__Data lines__.
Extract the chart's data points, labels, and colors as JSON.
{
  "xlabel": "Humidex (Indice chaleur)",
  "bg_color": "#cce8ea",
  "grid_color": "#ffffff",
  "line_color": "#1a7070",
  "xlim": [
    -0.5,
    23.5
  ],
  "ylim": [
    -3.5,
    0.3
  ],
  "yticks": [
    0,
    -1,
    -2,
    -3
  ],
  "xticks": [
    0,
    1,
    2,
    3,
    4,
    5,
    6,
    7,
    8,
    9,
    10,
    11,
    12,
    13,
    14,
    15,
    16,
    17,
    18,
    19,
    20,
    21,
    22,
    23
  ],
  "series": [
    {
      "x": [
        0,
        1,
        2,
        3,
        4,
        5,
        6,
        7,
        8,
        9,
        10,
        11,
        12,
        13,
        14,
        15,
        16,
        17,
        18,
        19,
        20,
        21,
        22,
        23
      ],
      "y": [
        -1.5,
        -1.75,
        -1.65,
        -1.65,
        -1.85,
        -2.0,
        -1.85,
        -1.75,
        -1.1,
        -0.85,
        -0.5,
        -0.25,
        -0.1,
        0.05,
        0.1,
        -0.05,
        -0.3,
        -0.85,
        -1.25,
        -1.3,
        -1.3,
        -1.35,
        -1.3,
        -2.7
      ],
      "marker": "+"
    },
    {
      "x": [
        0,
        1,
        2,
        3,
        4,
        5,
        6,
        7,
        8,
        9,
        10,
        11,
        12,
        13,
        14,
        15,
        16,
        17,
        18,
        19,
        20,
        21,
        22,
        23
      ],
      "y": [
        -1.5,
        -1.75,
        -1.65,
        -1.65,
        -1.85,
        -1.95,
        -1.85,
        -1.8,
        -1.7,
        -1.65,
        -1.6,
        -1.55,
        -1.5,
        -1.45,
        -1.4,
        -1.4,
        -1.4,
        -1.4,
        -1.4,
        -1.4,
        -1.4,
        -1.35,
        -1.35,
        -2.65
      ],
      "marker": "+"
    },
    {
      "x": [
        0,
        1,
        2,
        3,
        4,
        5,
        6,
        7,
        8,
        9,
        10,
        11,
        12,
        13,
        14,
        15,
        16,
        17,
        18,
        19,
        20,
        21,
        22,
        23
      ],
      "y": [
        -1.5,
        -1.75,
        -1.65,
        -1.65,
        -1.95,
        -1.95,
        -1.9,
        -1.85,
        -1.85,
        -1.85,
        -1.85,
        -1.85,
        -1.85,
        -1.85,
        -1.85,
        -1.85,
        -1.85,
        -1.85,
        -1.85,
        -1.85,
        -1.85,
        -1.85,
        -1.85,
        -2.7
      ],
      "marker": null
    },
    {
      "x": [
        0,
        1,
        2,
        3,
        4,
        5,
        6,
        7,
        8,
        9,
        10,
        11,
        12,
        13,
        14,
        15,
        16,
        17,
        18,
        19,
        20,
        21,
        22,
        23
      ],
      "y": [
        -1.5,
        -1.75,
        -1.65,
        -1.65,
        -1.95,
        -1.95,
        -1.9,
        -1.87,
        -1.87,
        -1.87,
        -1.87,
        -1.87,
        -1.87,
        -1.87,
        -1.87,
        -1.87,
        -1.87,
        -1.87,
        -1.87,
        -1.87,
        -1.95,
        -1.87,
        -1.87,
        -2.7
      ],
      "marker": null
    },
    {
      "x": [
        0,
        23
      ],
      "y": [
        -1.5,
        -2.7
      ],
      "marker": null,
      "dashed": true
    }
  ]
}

__Objective__.
Print the records above exactly as they appear.

__Exercise result__.
Extract the chart's data points, labels, and colors as JSON.
{
  "xlabel": "Humidex (Indice chaleur)",
  "bg_color": "#cce8ea",
  "grid_color": "#ffffff",
  "line_color": "#1a7070",
  "xlim": [
    -0.5,
    23.5
  ],
  "ylim": [
    -3.5,
    0.3
  ],
  "yticks": [
    0,
    -1,
    -2,
    -3
  ],
  "xticks": [
    0,
    1,
    2,
    3,
    4,
    5,
    6,
    7,
    8,
    9,
    10,
    11,
    12,
    13,
    14,
    15,
    16,
    17,
    18,
    19,
    20,
    21,
    22,
    23
  ],
  "series": [
    {
      "x": [
        0,
        1,
        2,
        3,
        4,
        5,
        6,
        7,
        8,
        9,
        10,
        11,
        12,
        13,
        14,
        15,
        16,
        17,
        18,
        19,
        20,
        21,
        22,
        23
      ],
      "y": [
        -1.5,
        -1.75,
        -1.65,
        -1.65,
        -1.85,
        -2.0,
        -1.85,
        -1.75,
        -1.1,
        -0.85,
        -0.5,
        -0.25,
        -0.1,
        0.05,
        0.1,
        -0.05,
        -0.3,
        -0.85,
        -1.25,
        -1.3,
        -1.3,
        -1.35,
        -1.3,
        -2.7
      ],
      "marker": "+"
    },
    {
      "x": [
        0,
        1,
        2,
        3,
        4,
        5,
        6,
        7,
        8,
        9,
        10,
        11,
        12,
        13,
        14,
        15,
        16,
        17,
        18,
        19,
        20,
        21,
        22,
        23
      ],
      "y": [
        -1.5,
        -1.75,
        -1.65,
        -1.65,
        -1.85,
        -1.95,
        -1.85,
        -1.8,
        -1.7,
        -1.65,
        -1.6,
        -1.55,
        -1.5,
        -1.45,
        -1.4,
        -1.4,
        -1.4,
        -1.4,
        -1.4,
        -1.4,
        -1.4,
        -1.35,
        -1.35,
        -2.65
      ],
      "marker": "+"
    },
    {
      "x": [
        0,
        1,
        2,
        3,
        4,
        5,
        6,
        7,
        8,
        9,
        10,
        11,
        12,
        13,
        14,
        15,
        16,
        17,
        18,
        19,
        20,
        21,
        22,
        23
      ],
      "y": [
        -1.5,
        -1.75,
        -1.65,
        -1.65,
        -1.95,
        -1.95,
        -1.9,
        -1.85,
        -1.85,
        -1.85,
        -1.85,
        -1.85,
        -1.85,
        -1.85,
        -1.85,
        -1.85,
        -1.85,
        -1.85,
        -1.85,
        -1.85,
        -1.85,
        -1.85,
        -1.85,
        -2.7
      ],
      "marker": null
    },
    {
      "x": [
        0,
        1,
        2,
        3,
        4,
        5,
        6,
        7,
        8,
        9,
        10,
        11,
        12,
        13,
        14,
        15,
        16,
        17,
        18,
        19,
        20,
        21,
        22,
        23
      ],
      "y": [
        -1.5,
        -1.75,
        -1.65,
        -1.65,
        -1.95,
        -1.95,
        -1.9,
        -1.87,
        -1.87,
        -1.87,
        -1.87,
        -1.87,
        -1.87,
        -1.87,
        -1.87,
        -1.87,
        -1.87,
        -1.87,
        -1.87,
        -1.87,
        -1.95,
        -1.87,
        -1.87,
        -2.7
      ],
      "marker": null
    },
    {
      "x": [
        0,
        23
      ],
      "y": [
        -1.5,
        -2.7
      ],
      "marker": null,
      "dashed": true
    }
  ]
}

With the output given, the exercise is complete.